### DATA SUPPLIED

• • •

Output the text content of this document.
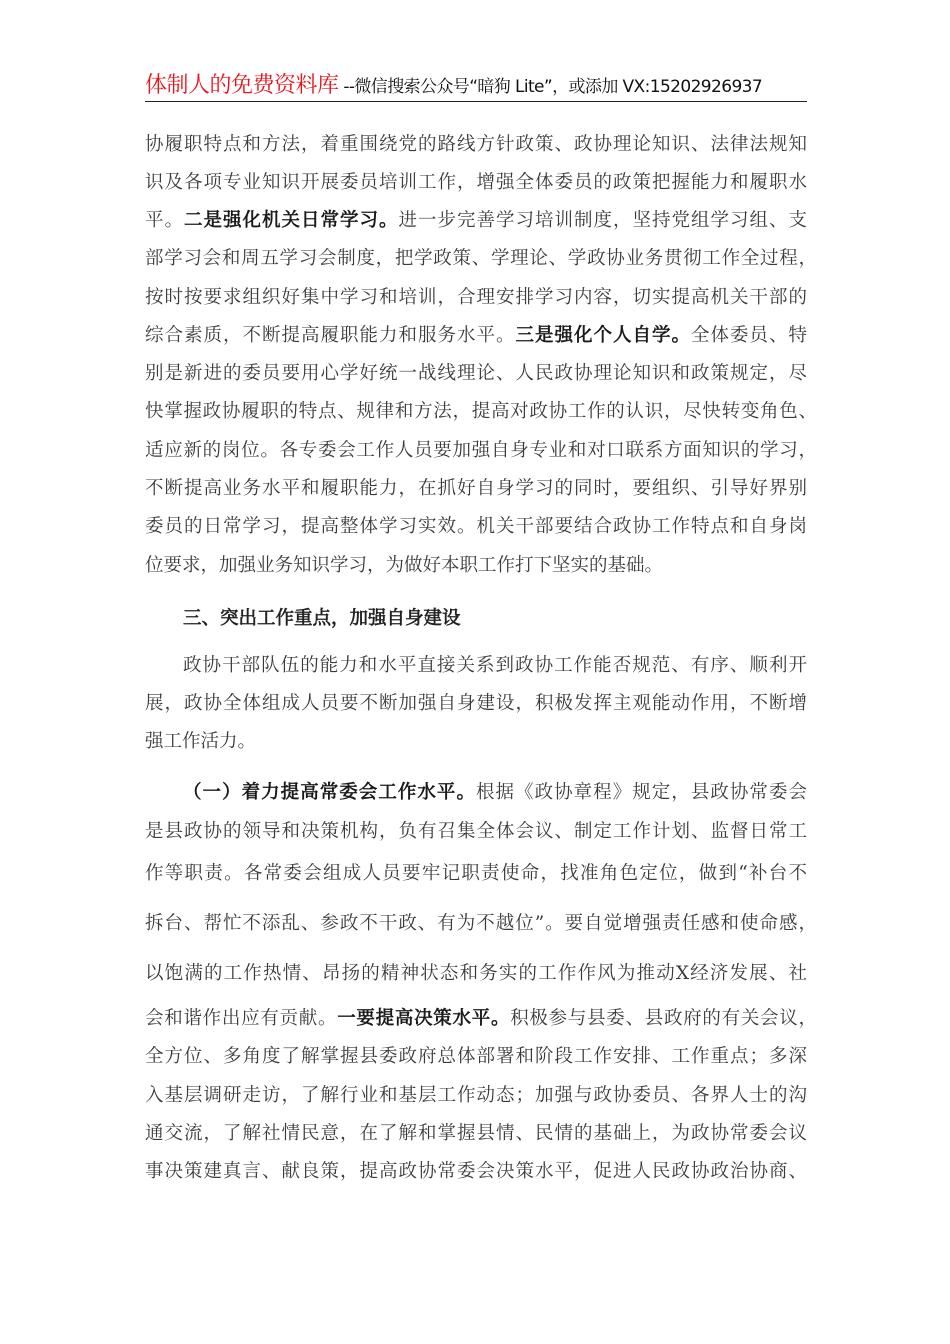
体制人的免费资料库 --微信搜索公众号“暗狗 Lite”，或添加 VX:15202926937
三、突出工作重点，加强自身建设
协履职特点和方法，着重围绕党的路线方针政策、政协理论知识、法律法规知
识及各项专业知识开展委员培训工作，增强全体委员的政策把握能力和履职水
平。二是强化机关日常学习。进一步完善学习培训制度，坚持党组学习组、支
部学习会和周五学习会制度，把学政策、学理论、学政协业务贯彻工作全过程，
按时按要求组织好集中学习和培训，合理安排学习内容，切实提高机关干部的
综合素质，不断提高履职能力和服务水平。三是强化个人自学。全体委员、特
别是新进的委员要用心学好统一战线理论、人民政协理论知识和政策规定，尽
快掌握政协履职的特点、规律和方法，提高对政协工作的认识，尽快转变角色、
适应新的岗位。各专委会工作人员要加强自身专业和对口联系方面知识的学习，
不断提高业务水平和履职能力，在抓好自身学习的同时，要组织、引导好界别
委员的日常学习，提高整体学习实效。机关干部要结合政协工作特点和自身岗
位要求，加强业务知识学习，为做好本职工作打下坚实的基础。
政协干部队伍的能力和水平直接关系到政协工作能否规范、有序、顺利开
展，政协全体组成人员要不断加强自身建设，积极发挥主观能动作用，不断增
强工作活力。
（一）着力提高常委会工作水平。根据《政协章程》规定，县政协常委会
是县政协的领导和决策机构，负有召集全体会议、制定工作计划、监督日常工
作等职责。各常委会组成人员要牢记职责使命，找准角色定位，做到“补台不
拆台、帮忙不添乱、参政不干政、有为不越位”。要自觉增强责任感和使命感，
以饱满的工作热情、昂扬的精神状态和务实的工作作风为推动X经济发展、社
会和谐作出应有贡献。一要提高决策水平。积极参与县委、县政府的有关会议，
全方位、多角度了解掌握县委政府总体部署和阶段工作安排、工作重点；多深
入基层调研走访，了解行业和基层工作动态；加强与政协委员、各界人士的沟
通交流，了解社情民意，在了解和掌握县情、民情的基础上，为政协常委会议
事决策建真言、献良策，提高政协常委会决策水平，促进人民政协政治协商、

• • •

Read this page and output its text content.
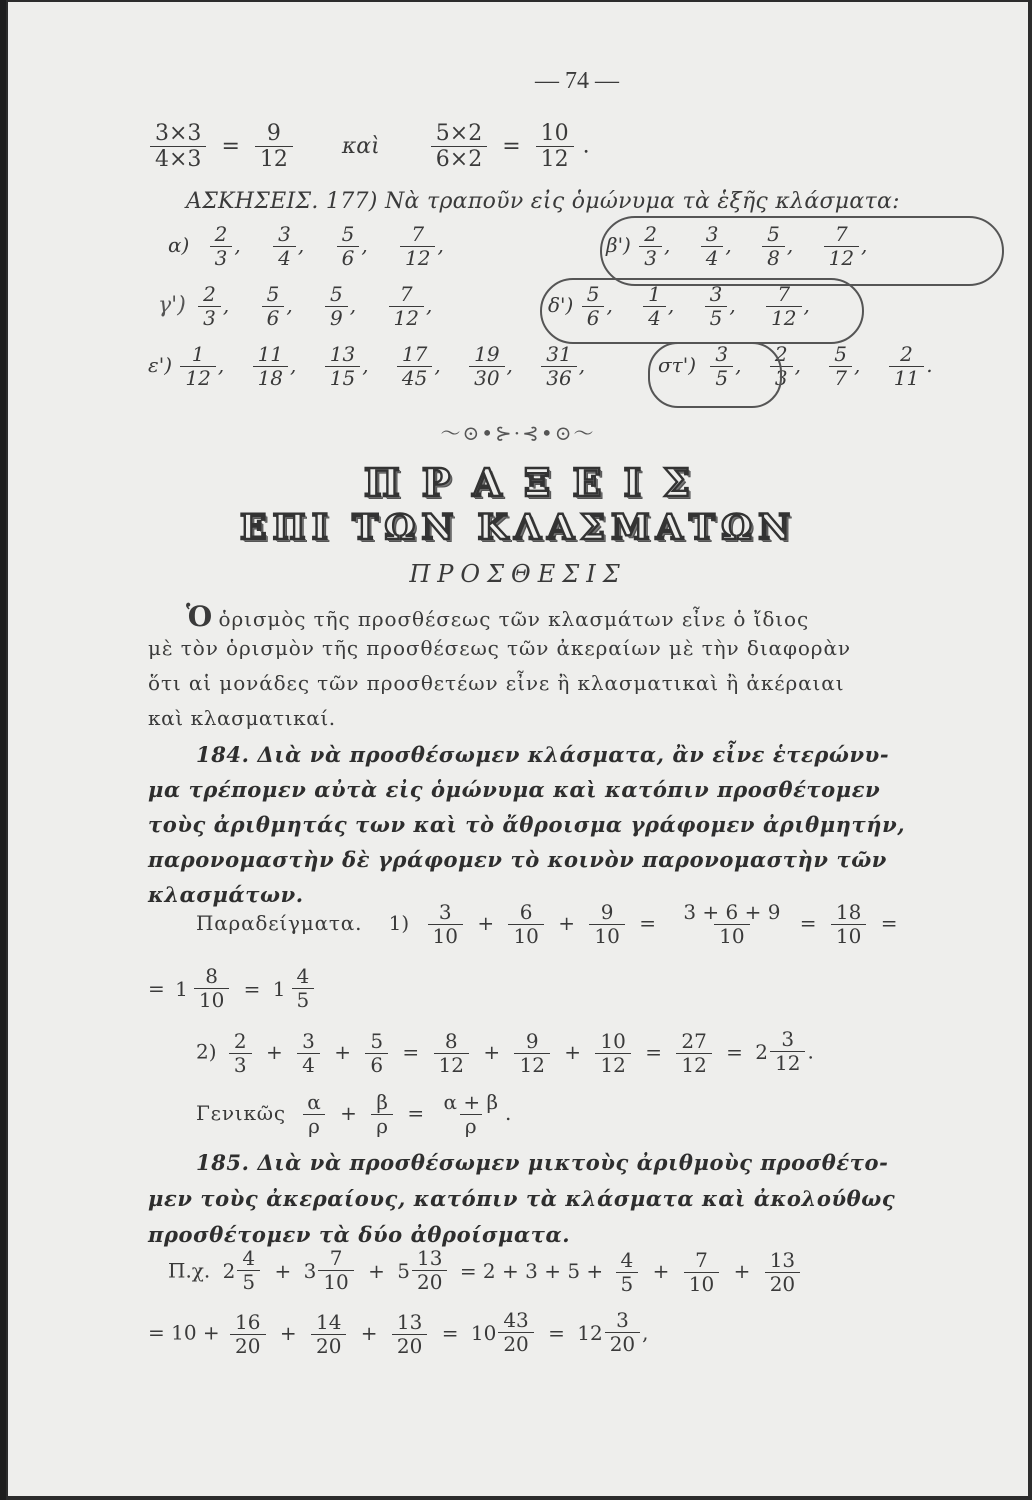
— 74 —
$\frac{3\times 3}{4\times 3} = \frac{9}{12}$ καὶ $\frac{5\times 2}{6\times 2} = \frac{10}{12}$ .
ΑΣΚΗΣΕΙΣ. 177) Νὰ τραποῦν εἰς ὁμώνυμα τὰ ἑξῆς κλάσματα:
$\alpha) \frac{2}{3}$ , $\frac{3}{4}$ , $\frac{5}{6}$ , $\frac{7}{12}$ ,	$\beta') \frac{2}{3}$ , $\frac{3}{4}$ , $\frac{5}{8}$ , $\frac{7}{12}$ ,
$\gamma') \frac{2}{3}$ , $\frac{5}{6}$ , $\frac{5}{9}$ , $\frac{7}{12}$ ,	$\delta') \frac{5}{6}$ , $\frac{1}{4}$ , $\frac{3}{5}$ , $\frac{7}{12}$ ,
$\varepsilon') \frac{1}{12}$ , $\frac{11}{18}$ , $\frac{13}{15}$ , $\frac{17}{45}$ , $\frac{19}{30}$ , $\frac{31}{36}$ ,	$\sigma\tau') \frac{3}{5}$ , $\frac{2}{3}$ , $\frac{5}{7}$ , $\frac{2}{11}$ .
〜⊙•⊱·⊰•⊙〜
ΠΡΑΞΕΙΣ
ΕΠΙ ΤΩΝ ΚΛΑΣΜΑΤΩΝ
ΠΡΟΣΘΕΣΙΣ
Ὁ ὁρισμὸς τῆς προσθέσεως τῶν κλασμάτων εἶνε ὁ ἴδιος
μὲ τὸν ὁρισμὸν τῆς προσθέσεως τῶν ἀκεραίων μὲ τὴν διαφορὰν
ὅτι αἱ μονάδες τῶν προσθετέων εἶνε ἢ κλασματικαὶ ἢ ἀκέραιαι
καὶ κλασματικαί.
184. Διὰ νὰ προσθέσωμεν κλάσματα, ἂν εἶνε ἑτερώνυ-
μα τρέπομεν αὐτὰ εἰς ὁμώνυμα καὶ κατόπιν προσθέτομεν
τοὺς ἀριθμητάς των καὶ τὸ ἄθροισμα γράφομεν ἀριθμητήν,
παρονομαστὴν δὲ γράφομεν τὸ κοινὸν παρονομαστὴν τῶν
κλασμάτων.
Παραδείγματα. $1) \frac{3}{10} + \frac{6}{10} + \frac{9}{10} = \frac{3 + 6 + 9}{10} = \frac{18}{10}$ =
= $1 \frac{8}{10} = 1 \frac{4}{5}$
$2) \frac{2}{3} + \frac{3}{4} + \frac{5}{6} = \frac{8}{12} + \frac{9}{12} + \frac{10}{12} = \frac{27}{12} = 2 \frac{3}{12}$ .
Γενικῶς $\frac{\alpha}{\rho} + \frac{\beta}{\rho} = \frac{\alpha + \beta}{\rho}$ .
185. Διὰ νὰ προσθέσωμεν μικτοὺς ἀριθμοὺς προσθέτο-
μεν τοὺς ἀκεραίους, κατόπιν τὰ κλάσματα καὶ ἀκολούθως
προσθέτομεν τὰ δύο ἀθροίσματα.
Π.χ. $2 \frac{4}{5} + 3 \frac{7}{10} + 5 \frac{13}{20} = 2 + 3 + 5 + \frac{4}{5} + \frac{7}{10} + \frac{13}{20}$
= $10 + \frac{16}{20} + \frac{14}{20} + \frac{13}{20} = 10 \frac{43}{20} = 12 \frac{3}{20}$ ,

• • •

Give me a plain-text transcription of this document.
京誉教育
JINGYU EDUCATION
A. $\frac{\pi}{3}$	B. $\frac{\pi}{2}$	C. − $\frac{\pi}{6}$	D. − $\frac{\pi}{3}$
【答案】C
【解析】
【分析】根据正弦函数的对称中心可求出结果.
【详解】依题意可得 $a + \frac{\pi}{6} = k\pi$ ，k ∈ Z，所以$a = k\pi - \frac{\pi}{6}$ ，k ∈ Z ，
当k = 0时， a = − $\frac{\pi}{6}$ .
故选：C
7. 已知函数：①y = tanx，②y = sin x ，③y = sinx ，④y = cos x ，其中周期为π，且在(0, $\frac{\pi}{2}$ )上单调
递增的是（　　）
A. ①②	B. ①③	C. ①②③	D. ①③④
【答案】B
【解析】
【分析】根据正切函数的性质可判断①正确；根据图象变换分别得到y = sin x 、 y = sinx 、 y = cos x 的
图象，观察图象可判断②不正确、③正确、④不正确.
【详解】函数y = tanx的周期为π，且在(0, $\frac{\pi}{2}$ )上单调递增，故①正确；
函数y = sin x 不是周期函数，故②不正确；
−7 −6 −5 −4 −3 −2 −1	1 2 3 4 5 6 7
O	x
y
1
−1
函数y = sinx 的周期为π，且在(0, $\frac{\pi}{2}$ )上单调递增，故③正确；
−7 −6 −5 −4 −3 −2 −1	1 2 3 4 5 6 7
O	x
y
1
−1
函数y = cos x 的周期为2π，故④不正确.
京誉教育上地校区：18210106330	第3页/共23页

• • •

### TASK PROMPT
Among the lines of the material above, how many include the string "γράφομεν"? Report only that number.

### FULL ANSWER
2